Intel Corporation (INTC.US) server CPUs are in short supply! Wedbush calls out: Continuing to raise prices is not a problem for selling.
Investment bank Wedbush believes that Intel still has the ability to raise prices without affecting market demand.
Intel Corporation (INTC.US) has confirmed that it has raised prices for some consumer and server CPUs, citing rising supply chain costs and demand exceeding supply. The price increase for consumer processors is between $30 and $50, while the price increase for data center-level products reaches hundreds or even thousands of dollars. An Intel Corporation spokesperson stated that the recent price adjustments reflect the current market dynamics, including rising supply chain costs and strong demand for the Core Ultra 200S Plus processor.
Wedbush, an investment bank, believes that Intel Corporation still has the ability to implement price increases without affecting market demand. Wedbush analyst Matt Bryson wrote in a report to clients, "Given the ongoing shortage of server CPU supply, we believe Intel Corporation still has room to raise prices without affecting demand."
He added, "The real question is whether OEMs' actual purchase prices (PX) will also increase in sync with the official list prices, or whether Intel Corporation has only adjusted the prices for distributors and retail channels this time (which only account for a small portion of Intel Corporation's business)."
Although Intel Corporation's stock price has recently been trending lower, it has still accumulated nearly a 200% increase so far this year. Fueled by the surge in demand for data center server CPUs and progress in the chip contract manufacturing business, Intel Corporation, which has been struggling in recent years, is once again gaining favor with investors.
The demand for data center chips to support the construction of large-scale AI infrastructure is boosting sales of Intel Corporation's flagship Xeon server processors. These general-purpose semiconductors - central processing units (CPUs) - are once again becoming a focal point for enterprises, as they help transform AI software into revenue-generating services.
In the past two years, the narrative of the AI industry chain has been dominated by GPUs, while the presence of CPUs in AI servers has been weak. The reason is that during the training era, the most critical bottleneck was parallel computing capability, with GPUs handling the heaviest matrix calculations and CPUs taking on more general control and basic scheduling tasks.

__________________________________________________

**Complete the following**
[A] Rewrite the Intel price increase article, starting with "Although Intel Corporation's" and going on through "into revenue-generating services.", with "investors" replaced by "shareholders".
[B] Carry on the article about Intel's CPU price increases past its last sentence.

**Page segmentation data**

__________________________________________________

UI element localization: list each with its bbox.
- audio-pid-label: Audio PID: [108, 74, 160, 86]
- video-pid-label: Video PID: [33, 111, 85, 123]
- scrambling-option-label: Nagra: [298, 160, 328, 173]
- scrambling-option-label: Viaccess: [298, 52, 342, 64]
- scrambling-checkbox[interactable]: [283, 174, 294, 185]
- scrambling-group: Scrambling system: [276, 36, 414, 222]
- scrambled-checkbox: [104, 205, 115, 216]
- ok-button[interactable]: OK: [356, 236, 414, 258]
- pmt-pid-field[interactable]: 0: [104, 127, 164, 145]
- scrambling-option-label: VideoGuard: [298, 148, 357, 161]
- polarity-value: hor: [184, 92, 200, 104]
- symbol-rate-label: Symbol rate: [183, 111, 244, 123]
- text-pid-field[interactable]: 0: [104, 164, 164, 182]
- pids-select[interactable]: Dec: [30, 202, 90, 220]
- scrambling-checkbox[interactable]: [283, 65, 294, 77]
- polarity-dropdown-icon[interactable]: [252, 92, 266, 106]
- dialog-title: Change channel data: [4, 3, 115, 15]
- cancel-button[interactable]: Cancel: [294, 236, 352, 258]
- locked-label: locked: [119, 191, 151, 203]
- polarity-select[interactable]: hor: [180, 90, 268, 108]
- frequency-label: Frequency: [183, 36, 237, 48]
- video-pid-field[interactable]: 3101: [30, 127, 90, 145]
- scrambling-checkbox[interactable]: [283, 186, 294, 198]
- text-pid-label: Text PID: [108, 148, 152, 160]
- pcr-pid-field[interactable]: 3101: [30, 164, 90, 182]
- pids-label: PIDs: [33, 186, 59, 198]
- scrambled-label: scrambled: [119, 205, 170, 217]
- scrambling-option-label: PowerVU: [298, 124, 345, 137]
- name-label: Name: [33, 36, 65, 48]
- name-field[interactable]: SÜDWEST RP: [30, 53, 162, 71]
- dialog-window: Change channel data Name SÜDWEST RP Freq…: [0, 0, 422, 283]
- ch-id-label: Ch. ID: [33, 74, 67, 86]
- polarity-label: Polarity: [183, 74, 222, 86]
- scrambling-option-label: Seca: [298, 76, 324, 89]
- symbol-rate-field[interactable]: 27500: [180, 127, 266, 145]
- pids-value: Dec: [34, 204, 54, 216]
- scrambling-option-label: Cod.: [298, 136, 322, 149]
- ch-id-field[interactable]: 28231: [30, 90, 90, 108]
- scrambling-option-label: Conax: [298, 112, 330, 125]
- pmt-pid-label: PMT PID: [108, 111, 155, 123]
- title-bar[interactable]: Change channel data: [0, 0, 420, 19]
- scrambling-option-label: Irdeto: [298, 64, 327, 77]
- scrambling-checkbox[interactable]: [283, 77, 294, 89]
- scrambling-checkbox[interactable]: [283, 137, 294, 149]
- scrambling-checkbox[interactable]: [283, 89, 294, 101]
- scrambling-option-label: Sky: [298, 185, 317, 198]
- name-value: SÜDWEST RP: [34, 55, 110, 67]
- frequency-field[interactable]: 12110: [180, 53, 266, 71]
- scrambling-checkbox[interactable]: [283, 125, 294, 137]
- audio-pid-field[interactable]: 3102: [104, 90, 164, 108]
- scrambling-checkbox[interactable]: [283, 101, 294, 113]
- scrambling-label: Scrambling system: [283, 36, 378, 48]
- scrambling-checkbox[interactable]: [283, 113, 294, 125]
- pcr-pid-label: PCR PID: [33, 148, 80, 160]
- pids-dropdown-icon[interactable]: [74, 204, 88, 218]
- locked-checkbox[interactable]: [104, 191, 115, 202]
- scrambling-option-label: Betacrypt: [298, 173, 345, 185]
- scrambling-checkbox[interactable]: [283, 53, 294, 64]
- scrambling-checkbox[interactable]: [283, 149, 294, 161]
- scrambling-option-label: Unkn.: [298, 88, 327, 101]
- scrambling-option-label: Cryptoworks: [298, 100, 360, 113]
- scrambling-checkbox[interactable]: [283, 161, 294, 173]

__________________________________________________

**Responses by item number**
[A]
Although Intel Corporation's stock price has recently been trending lower, it has still accumulated nearly a 200% increase so far this year. Fueled by the surge in demand for data center server CPUs and progress in the chip contract manufacturing business, Intel Corporation, which has been struggling in recent years, is once again gaining favor with shareholders.
The demand for data center chips to support the construction of large-scale AI infrastructure is boosting sales of Intel Corporation's flagship Xeon server processors. These general-purpose semiconductors - central processing units (CPUs) - are once again becoming a focal point for enterprises, as they help transform AI software into revenue-generating services.

[B]
However, with the explosive growth of AI intelligent agents and reinforcement learning (RL) workloads, the strategic position of CPUs in data centers is undergoing a structural reassessment. The nature of intelligent agents is not to answer questions more thoroughly, but to break down a single request into a whole workflow. Models no longer just generate an answer, but execute a process. Once AI shifts from "calculating once" to "running a process," the system's reliance on CPUs will significantly increase. This is because many key workloads are not suitable for GPUs to handle. Tasks such as job scheduling, thread management, process management, sandbox execution, pre- and post-processing, cache coordination, and state maintenance are all typical CPU tasks. Especially in scenarios with multiple intelligent agents collaborating, running in parallel, calling each other's tools, and sharing states, higher demands are placed on CPU core count, thread count, single-core performance, and memory management capabilities.
Dylan Patel, Chief Analyst at renowned semiconductor analysis firm SemiAnalysis, bluntly stated in a deep interview on April 8 that CPUs are facing "extremely serious production shortages" as the paradigm of AI workloads evolves from simple text generation to complex intelligent agents and reinforcement learning.
The latest report from market research firm TrendForce confirms this assessment - the current ratio of CPUs to GPUs in AI data centers is approximately 1:4 to 1:8, but in the era of intelligent agents, this ratio is expected to evolve to 1:1 to 1:2. In terms of market size, according to Creative Strategies' forecast, the data center CPU market size will increase from $25 billion in 2026 to $60 billion in 2030; if combined with demand for intelligent agents, the market size is expected to reach nearly $100 billion.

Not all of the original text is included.